▸ **Textauszug**
Jeder, der sich damit beschäftigt, fragt sich von Zeit zu Zeit: wie hat er das gemacht? Viele Christen möchten darum gern beides zugleich: „wir sind normal, Menschen erstehen nicht von den Toten auf“, aber man gibt dann doch gern zu, dass „etwas besonderes“ damals geschah, vor 2000 Jahren. Wenn man dann genauer hinschaut, kommt bei diesem Gedanken etwas raus, was wir eine Auferstehung im Geiste nennen können. Eine Weltsicht, die sagt: die Menschen damals hatten keine Ahnung von Wissenschaft und Geschichte wie wir. Sie haben Jesus um sich gespürt, und es kann ja nicht physisch gewesen sein, also war es spirituell. Wenn wir uns das vor Augen halten und dann z.b. Lukas Berichte von Jesu Begegnungen nach der Auferstehung lesen (z. B. Lk 24), dann merken wir: Die Evangelien haben genau diese Menschen vor Augen, die eine spirituelle Sicht auf Jesus haben – um ihnen zu zeigen, dass sie sich irren.

Das zeigt uns: dieselben Fragen und Argumente wie heute gab es schon damals. Jesus war für die erste Generation Christen kein Geist, er war auch kein Körper, der nicht wirklich gestorben war. Für die Evangelien ist Jesus physisch auferstanden.

Aber wozu? Um uns zu begegnen und uns mit Freude zu fluten. Um uns etwas zu zeigen. Etwas, das spirituell verstanden werden muss. Etwas unsichtbares, das in uns einen neuen Charakterzug hervorbringt: „Denn es geschieht alles um euretwillen, auf dass die Gnade durch viele wachse und so die Danksagung noch reicher werde zur Ehre Gottes“

Das Entscheidende ist das, was uns Paulus in seinem zweiten Brief an die Korinther mitgeben möchte: die Auferstehung hat einen Zweck: und der sind wir. Gott hat damit die Ewigkeit für uns freigegeben. Wir blinzeln sozusagen in die Ewigkeit, wenn wir an Ostern in die Kirche gehen, damit wir ein erlösteres Leben führen können. Paulus sagt im Grunde: wir erhalten Anteil am einem unsichtbaren Überfluss, der nicht vergeht, auch wenn wir sterbliche Körper haben. Woran erkennt man, dass es stimmt? Durch den Elan, der einen erfasst. Aber auch durch die Geduld mit der Welt, die einen überkommt. Wie kann man sich das vorstellen? Machen wir zum Schluss ein Gedankenexperiment:

Es ist ein bisschen wie nach einem Fußballspiel, sagen wir dem WM Halbfinale 2014 in Brasilien, Mitternacht ist rum und man hat das Spiel in seinem Hotelzimmer in New York gesehen. 7:1. Es war glorreich, unvergesslich, ewig, aber man ist ja gerade in den USA und niemand weit und breit hat einen Schimmer. Man läuft euphorisch durch die Lobby des Hotels, auf die Straßen, aber niemand hat mitbekommen, was Phase ist. Also: kriegt man sich wieder ein. Bewahrt die Freude tief in sich auf. Also: muss man noch warten, bis dass sich die Botschaft überall ausbreitet. Und alle (Auch die Amerikaner*innen) erkennen, wie wichtig Fußball ist. Die Auferstehung beginnt eine Kettenreaktion des Guten, sie wirkt in uns weiter. Sie bewirkt in uns die Gewissheit, dass wir sicher sind. Für immer. Das wir am Ende der Tage heimkehren in das ewige Vaterland, wie das Gesangbuch es sagt. Sie bewirkt den Elan, weiterzumachen. Aufzustehen. Sie bewirkt die Geduld, um mit der Welt zurechtzukommen, wie sie wirklich ist. Unkontrollierbar und schön zugleich. Der Friede Gottes, der höher ist als all unsere Vernunft, bewahre unsere Herzen und Sinne in Christus Jesus.

▸ **Aufgabe 1**
Ändere in den Einträgen den Abschnitt, der mit der Zeile beginnt, die „Patent image size: (956, 1073).“ enthält, und mit dem Ende der Einträge schließt: Ersetze darin „reactant gases“ durch „feed gases“ und gib nur diesen Abschnitt wieder, sonst unverändert.
▸ **Aufgabe 2**
Setze den Textauszug über die Auferstehung nach seinem letzten Satz fort.
Die Einträge stehen in keinem Zusammenhang mit dem Textauszug.

▸ **Die Einträge**
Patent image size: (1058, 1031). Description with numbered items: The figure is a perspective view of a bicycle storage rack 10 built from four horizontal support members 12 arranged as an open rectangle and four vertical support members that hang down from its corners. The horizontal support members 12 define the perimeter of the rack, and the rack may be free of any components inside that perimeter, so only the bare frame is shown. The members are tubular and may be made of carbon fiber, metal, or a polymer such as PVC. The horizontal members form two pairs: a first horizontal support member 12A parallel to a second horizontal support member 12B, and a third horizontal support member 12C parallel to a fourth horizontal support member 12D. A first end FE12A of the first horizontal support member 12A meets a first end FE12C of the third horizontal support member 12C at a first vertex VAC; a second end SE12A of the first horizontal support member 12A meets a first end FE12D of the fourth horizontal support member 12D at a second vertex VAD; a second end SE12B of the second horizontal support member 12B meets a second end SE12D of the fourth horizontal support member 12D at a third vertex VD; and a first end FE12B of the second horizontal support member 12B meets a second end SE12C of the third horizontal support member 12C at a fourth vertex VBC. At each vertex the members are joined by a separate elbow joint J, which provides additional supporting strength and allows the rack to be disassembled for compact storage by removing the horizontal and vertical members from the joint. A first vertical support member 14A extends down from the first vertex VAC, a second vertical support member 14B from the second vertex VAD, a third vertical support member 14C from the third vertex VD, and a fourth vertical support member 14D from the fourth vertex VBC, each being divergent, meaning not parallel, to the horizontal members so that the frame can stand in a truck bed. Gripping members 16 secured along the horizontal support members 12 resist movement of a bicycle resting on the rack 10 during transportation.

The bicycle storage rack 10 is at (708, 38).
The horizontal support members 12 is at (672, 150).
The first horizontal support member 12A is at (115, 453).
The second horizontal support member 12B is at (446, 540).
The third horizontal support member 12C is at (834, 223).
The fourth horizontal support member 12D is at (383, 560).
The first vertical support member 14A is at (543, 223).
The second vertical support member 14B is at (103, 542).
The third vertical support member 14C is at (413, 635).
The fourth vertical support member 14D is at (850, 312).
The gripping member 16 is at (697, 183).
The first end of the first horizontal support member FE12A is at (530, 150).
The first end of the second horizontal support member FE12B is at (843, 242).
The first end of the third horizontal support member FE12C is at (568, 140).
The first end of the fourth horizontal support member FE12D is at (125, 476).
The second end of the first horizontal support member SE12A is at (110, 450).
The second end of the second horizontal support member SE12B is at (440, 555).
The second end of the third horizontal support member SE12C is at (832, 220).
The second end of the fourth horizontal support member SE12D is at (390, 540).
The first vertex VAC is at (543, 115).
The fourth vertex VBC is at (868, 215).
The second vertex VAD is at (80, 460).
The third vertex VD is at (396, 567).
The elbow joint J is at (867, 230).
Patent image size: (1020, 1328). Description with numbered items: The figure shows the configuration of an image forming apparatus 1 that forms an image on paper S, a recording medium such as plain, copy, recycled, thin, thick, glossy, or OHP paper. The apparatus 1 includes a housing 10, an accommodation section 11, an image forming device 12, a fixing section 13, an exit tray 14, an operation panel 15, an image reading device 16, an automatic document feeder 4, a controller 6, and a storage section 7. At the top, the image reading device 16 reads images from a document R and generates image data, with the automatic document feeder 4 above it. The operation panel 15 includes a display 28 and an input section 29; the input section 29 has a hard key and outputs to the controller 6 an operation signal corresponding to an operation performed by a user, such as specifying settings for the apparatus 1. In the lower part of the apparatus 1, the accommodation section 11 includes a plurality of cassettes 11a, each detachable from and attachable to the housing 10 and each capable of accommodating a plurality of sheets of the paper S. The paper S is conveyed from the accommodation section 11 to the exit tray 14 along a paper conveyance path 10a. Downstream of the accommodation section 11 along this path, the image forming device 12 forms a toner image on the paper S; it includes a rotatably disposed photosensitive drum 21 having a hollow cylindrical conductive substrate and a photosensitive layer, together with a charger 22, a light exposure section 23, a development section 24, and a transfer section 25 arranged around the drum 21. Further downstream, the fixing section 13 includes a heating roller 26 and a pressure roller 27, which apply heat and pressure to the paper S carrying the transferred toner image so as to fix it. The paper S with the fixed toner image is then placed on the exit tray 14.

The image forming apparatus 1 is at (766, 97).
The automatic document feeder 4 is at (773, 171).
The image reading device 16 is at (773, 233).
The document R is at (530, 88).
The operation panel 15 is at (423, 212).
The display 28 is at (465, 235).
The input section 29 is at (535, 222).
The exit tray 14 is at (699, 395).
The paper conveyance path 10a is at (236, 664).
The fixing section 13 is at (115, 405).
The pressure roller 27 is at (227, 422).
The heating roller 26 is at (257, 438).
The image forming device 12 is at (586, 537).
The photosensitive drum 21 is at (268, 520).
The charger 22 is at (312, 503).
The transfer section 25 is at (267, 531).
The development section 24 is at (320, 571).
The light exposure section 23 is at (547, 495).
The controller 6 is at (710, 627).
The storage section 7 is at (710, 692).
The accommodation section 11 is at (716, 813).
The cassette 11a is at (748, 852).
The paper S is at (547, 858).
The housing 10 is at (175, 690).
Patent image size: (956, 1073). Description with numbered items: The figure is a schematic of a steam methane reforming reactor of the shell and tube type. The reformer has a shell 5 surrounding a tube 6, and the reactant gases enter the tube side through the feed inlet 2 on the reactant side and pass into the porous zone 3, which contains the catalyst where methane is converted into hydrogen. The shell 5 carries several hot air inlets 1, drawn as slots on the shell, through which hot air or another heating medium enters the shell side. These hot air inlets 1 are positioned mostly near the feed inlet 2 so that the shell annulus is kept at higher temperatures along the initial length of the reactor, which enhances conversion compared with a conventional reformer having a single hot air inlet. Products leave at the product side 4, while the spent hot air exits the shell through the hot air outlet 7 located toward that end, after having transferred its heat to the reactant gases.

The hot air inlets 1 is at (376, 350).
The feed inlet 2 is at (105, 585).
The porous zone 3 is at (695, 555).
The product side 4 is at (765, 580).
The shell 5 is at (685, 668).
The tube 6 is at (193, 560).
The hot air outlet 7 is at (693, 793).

▸ **Lösung 1**
Patent image size: (956, 1073). Description with numbered items: The figure is a schematic of a steam methane reforming reactor of the shell and tube type. The reformer has a shell 5 surrounding a tube 6, and the feed gases enter the tube side through the feed inlet 2 on the reactant side and pass into the porous zone 3, which contains the catalyst where methane is converted into hydrogen. The shell 5 carries several hot air inlets 1, drawn as slots on the shell, through which hot air or another heating medium enters the shell side. These hot air inlets 1 are positioned mostly near the feed inlet 2 so that the shell annulus is kept at higher temperatures along the initial length of the reactor, which enhances conversion compared with a conventional reformer having a single hot air inlet. Products leave at the product side 4, while the spent hot air exits the shell through the hot air outlet 7 located toward that end, after having transferred its heat to the feed gases.

The hot air inlets 1 is at (376, 350).
The feed inlet 2 is at (105, 585).
The porous zone 3 is at (695, 555).
The product side 4 is at (765, 580).
The shell 5 is at (685, 668).
The tube 6 is at (193, 560).
The hot air outlet 7 is at (693, 793).

▸ **Lösung 2**
Amen.

Fürbittengebet

Ich bitte dich für die Liebenden, die unverdrossen das Geschenk des Lebens feiern. Bewahre Ihr Glück.

Wir rufen gemeinsam: Herr erbarme dich

Wir bitten dich für die Menschen, die gestern für die Demokratie auf die Straße gegangen sind. Die sich aufmachen, für das freie Leben in diesem Land einzustehen. Gib ihnen Kraft, durchzuhalten und diese Demokratie zu erneuern.

Wir rufen gemeinsam: Herr erbarme dich

Wir bitten dich für die Menschen, die unter den steigenden Preisen leiden. Unter der Armut, die sich ausbreitet. Für alle, die nicht wissen, wie es weitergehen soll.

Wir rufen gemeinsam: Herr erbarme dich

Wir bitten dich für die Menschen, die Verantwortung haben: sei bei ihnen. Hilf ihnen sich gegen den Krieg zu stemmen und den Menschen in der Ukraine beizustehen.

Wir rufen gemeinsam: Herr erbarme dich

Wir bitten dich für die Einsamen, die Traurigen, die Menschen in unseren Dörfern, die allein leben und jemanden vermissen. Lass uns Nachbarn sein, die aufeinander achtgeben.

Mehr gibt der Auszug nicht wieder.